## BEGIN INPUT DATA
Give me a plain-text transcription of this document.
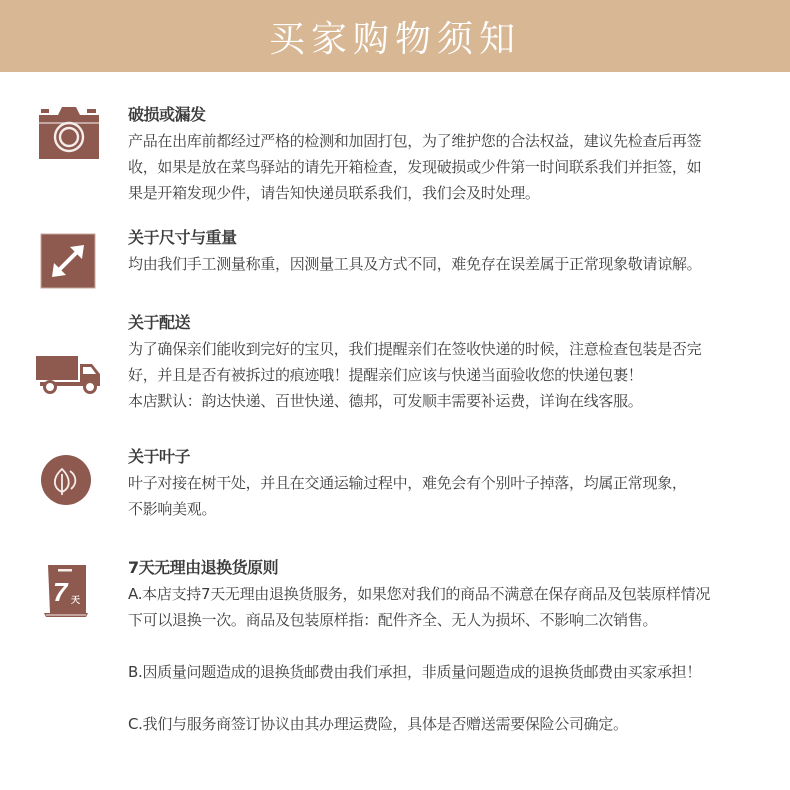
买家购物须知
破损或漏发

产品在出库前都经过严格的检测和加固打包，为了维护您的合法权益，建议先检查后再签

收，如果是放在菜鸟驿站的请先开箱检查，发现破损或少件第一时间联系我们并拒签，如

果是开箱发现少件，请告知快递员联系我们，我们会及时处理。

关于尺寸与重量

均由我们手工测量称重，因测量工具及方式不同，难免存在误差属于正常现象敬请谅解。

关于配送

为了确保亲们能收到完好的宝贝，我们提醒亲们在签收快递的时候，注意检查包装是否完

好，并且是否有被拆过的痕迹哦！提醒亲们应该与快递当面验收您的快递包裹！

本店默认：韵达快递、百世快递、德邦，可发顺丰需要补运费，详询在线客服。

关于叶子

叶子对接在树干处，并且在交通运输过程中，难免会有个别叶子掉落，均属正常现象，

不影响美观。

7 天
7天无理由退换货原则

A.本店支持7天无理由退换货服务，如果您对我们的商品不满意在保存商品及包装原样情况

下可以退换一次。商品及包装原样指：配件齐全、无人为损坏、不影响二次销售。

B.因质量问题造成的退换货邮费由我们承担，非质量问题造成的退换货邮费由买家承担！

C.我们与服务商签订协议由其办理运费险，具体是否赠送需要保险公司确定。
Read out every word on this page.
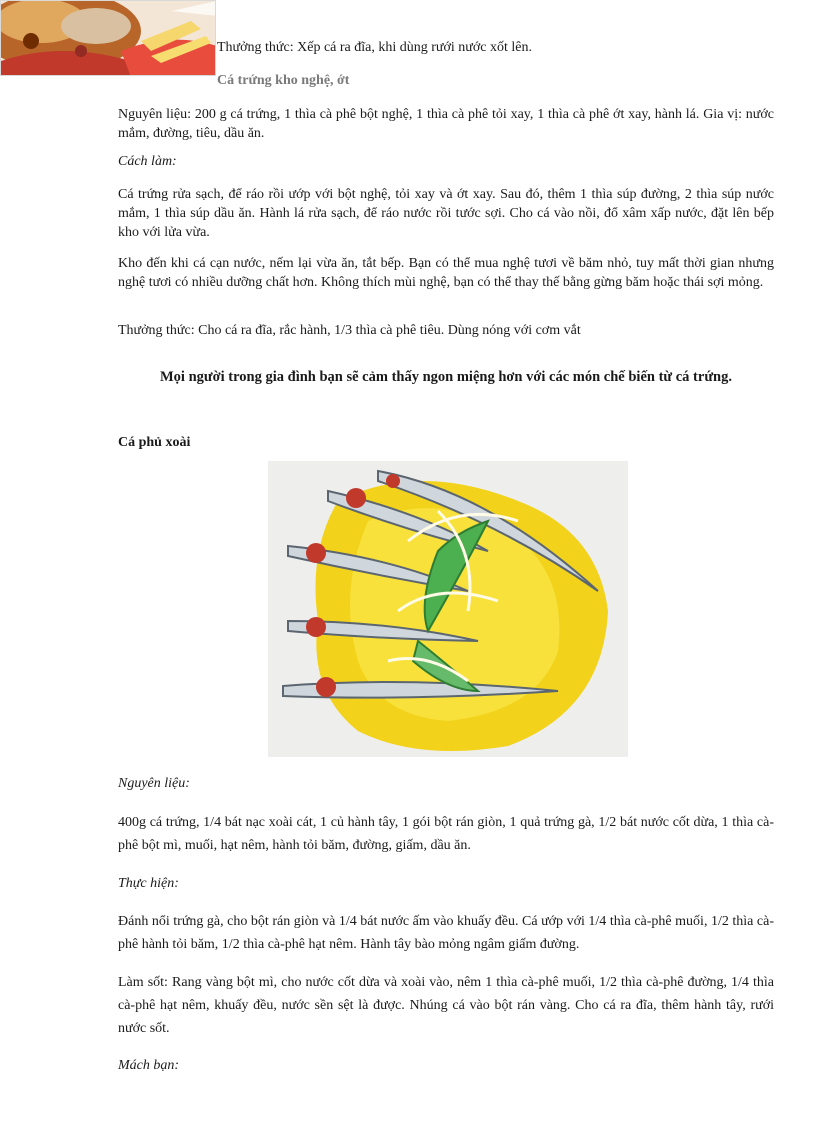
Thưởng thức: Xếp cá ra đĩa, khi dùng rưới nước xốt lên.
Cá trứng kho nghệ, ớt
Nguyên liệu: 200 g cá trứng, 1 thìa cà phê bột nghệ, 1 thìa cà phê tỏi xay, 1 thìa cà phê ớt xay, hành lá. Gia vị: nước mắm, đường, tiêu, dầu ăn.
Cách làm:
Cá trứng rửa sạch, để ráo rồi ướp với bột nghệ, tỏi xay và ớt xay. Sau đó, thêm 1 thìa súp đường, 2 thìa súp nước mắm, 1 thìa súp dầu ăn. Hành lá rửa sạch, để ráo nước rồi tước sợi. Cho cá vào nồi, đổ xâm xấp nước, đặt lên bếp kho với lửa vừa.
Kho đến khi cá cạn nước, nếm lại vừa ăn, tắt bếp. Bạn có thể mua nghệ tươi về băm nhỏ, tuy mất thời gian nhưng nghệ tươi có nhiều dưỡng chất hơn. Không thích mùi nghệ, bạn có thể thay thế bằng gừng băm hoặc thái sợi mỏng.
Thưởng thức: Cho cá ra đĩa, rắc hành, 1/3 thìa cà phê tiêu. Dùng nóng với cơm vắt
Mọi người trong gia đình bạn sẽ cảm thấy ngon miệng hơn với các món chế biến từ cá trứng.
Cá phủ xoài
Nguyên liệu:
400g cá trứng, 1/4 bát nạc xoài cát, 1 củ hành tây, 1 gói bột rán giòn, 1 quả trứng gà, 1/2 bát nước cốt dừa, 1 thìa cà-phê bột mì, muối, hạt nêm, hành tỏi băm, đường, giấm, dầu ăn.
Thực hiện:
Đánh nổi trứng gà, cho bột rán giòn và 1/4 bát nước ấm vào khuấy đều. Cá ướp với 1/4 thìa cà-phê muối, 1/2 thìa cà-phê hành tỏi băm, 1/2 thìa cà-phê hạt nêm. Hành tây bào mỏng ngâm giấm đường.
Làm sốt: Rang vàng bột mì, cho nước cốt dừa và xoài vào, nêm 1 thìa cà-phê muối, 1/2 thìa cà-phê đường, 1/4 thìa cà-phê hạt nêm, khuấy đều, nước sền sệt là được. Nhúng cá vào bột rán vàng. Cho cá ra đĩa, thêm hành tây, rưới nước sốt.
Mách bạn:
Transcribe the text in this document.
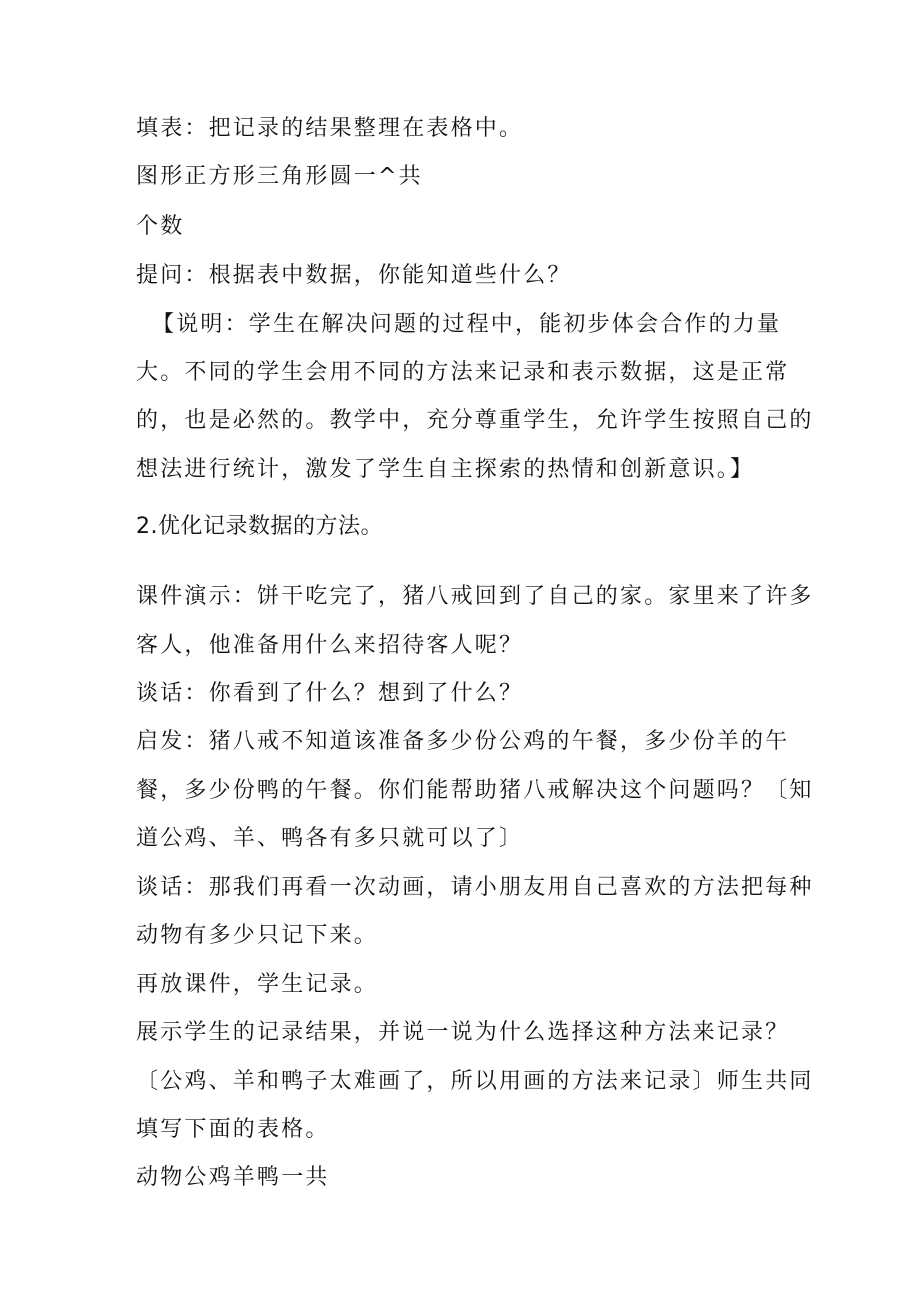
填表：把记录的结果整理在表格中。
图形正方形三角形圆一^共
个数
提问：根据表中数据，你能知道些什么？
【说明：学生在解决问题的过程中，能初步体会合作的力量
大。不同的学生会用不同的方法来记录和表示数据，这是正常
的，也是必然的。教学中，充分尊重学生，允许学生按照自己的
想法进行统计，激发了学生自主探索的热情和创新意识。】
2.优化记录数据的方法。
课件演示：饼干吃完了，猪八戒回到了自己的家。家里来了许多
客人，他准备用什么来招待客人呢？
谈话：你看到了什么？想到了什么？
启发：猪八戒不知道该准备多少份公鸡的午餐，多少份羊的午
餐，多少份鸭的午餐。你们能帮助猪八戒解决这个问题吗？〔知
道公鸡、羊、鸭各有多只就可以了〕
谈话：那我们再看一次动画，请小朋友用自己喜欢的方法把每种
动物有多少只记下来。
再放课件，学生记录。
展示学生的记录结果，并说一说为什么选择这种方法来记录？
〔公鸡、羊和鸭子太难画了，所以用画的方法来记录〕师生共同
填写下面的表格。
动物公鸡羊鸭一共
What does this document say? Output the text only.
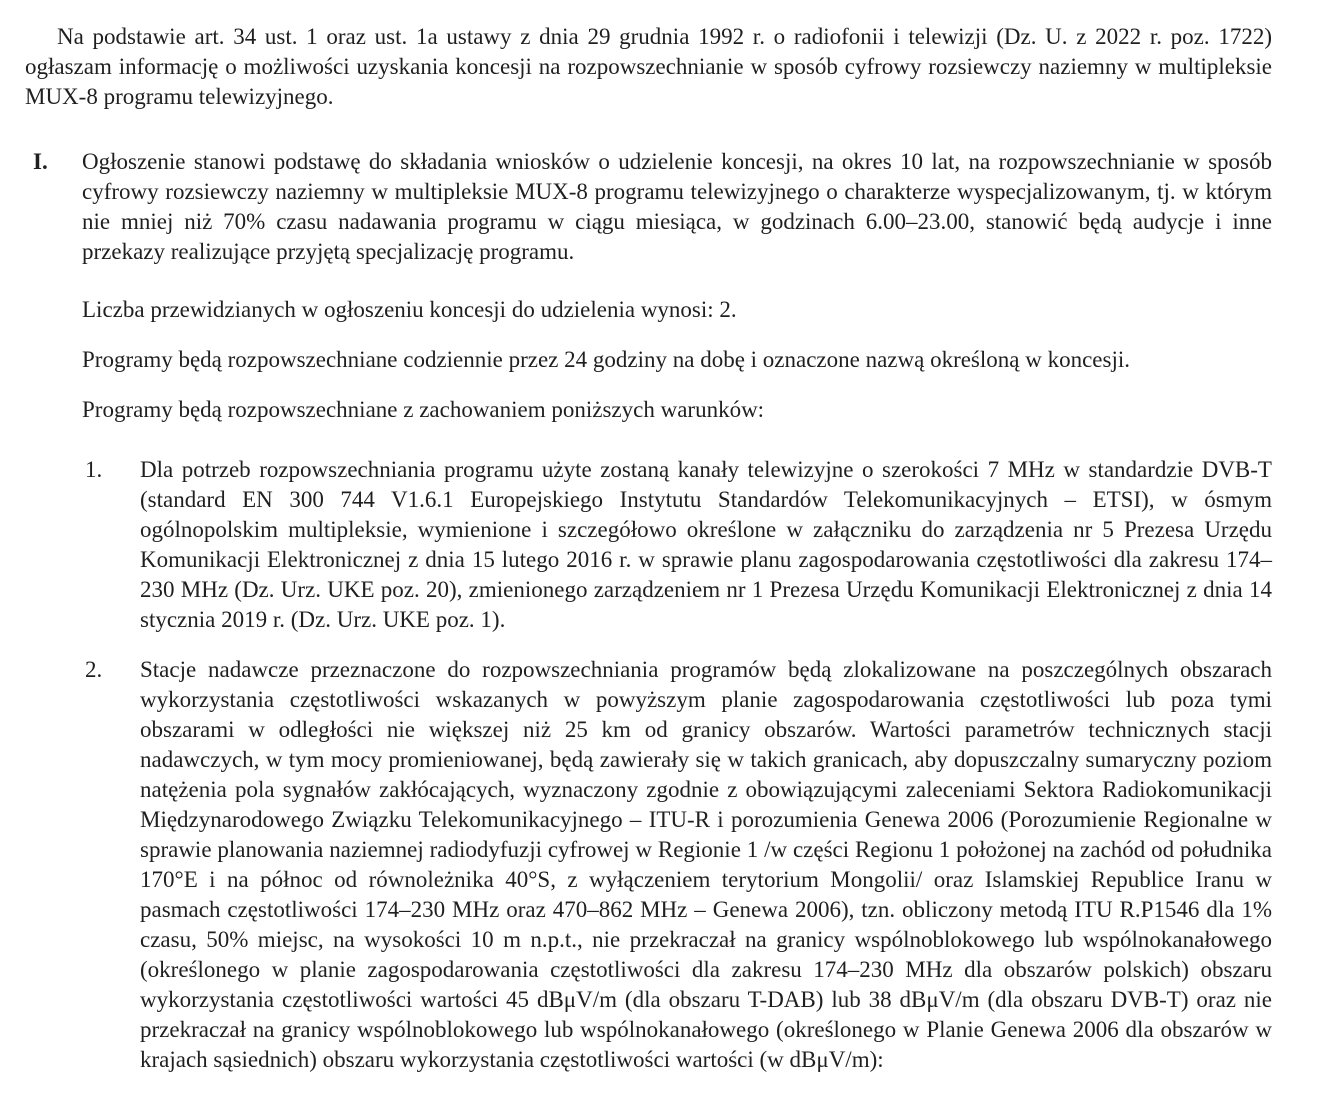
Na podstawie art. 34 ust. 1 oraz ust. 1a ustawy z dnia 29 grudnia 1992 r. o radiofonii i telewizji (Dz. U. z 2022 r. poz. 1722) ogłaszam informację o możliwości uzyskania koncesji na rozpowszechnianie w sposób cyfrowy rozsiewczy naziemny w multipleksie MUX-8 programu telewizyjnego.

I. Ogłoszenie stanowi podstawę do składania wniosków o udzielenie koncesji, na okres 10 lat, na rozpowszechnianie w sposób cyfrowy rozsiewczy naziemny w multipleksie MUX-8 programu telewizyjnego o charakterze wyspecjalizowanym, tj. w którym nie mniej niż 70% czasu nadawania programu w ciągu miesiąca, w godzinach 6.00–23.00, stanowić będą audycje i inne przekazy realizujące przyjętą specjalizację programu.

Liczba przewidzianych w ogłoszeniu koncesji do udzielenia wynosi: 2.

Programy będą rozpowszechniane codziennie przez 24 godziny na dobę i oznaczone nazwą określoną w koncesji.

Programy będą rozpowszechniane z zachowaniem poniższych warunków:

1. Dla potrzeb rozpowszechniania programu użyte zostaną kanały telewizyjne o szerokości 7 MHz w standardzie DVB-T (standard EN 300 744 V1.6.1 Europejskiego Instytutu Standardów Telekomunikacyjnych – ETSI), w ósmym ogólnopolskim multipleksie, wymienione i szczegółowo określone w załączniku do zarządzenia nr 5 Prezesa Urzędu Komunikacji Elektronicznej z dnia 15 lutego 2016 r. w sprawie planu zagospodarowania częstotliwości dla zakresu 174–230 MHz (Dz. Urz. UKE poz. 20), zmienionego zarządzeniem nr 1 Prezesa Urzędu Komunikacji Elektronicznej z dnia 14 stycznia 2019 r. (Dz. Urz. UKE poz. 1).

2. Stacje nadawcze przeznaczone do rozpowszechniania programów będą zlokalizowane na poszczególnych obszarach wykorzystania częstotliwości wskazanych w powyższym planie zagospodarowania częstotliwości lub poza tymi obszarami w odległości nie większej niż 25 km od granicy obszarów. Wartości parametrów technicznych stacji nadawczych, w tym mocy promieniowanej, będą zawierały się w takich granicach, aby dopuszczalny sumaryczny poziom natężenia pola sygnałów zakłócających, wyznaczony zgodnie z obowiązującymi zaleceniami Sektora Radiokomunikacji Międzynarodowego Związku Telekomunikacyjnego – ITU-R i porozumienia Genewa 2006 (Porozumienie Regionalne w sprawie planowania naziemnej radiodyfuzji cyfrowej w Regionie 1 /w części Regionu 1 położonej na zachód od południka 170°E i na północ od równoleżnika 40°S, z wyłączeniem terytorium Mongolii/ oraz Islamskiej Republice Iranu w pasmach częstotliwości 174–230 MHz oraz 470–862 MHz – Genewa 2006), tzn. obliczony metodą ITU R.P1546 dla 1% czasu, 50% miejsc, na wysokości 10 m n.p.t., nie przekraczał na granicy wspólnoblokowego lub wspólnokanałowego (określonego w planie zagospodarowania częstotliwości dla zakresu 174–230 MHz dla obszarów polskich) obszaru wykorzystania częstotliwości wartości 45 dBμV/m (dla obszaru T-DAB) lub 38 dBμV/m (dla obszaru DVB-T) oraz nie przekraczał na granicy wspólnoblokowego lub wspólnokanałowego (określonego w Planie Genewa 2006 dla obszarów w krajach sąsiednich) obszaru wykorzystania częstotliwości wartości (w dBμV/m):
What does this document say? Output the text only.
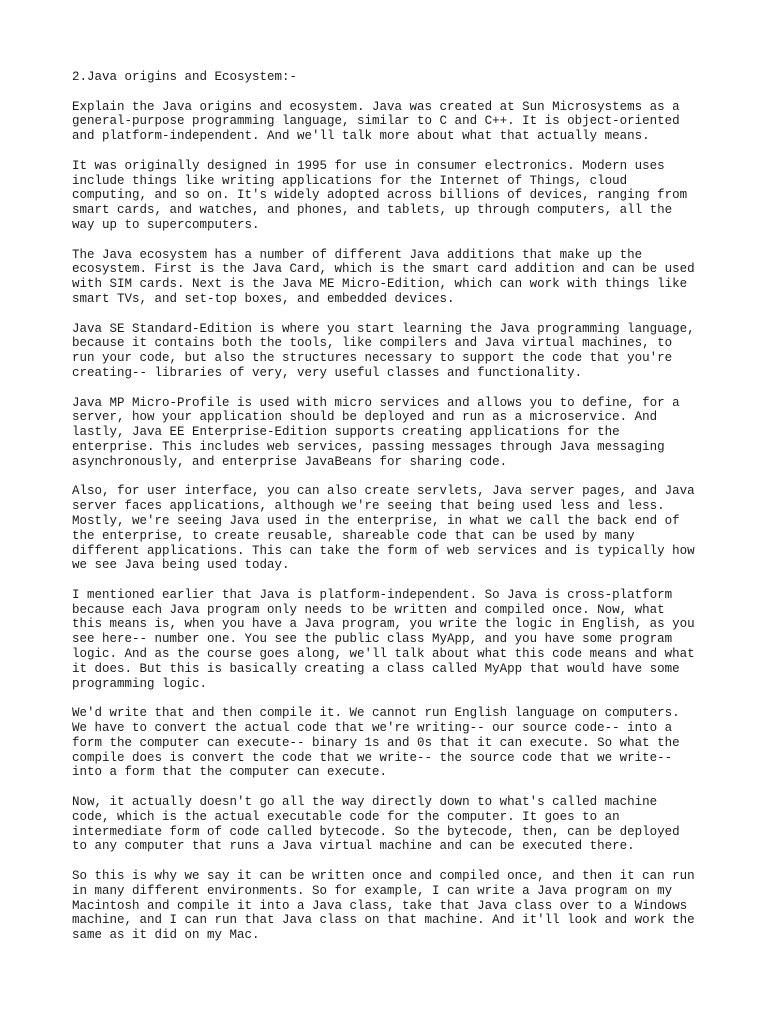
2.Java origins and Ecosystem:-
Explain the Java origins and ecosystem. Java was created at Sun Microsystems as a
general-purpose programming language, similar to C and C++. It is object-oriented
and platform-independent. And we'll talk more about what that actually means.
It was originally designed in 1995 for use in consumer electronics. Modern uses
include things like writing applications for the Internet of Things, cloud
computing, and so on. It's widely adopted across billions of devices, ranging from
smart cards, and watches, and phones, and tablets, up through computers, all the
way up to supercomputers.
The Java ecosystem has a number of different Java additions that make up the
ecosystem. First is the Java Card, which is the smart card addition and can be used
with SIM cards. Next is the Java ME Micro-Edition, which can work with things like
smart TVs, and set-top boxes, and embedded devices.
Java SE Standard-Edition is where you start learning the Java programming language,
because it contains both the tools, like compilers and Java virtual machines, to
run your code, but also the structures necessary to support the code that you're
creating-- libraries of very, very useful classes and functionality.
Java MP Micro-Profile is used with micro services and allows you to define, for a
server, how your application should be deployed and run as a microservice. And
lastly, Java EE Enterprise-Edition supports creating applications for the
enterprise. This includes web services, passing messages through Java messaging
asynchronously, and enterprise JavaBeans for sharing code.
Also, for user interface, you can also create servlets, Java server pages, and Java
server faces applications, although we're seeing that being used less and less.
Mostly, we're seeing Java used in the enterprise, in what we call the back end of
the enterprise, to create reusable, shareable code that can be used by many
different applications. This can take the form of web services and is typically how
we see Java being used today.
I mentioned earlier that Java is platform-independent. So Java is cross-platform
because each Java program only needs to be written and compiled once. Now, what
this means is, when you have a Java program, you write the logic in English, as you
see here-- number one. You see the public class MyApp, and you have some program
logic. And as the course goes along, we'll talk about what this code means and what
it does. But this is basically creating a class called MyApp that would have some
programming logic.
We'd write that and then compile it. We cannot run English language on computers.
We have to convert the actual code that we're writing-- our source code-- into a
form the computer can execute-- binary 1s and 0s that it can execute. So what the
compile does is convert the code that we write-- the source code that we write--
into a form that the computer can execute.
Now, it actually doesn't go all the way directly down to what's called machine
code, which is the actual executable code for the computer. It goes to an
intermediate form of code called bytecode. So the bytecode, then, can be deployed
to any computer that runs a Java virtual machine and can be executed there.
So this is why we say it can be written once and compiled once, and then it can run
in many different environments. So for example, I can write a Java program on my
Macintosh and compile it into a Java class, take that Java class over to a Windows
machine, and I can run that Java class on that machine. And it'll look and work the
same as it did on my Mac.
## END INPUT DATA
Only the number is wanted: how many lines in the entries above contain the string "creating"?

3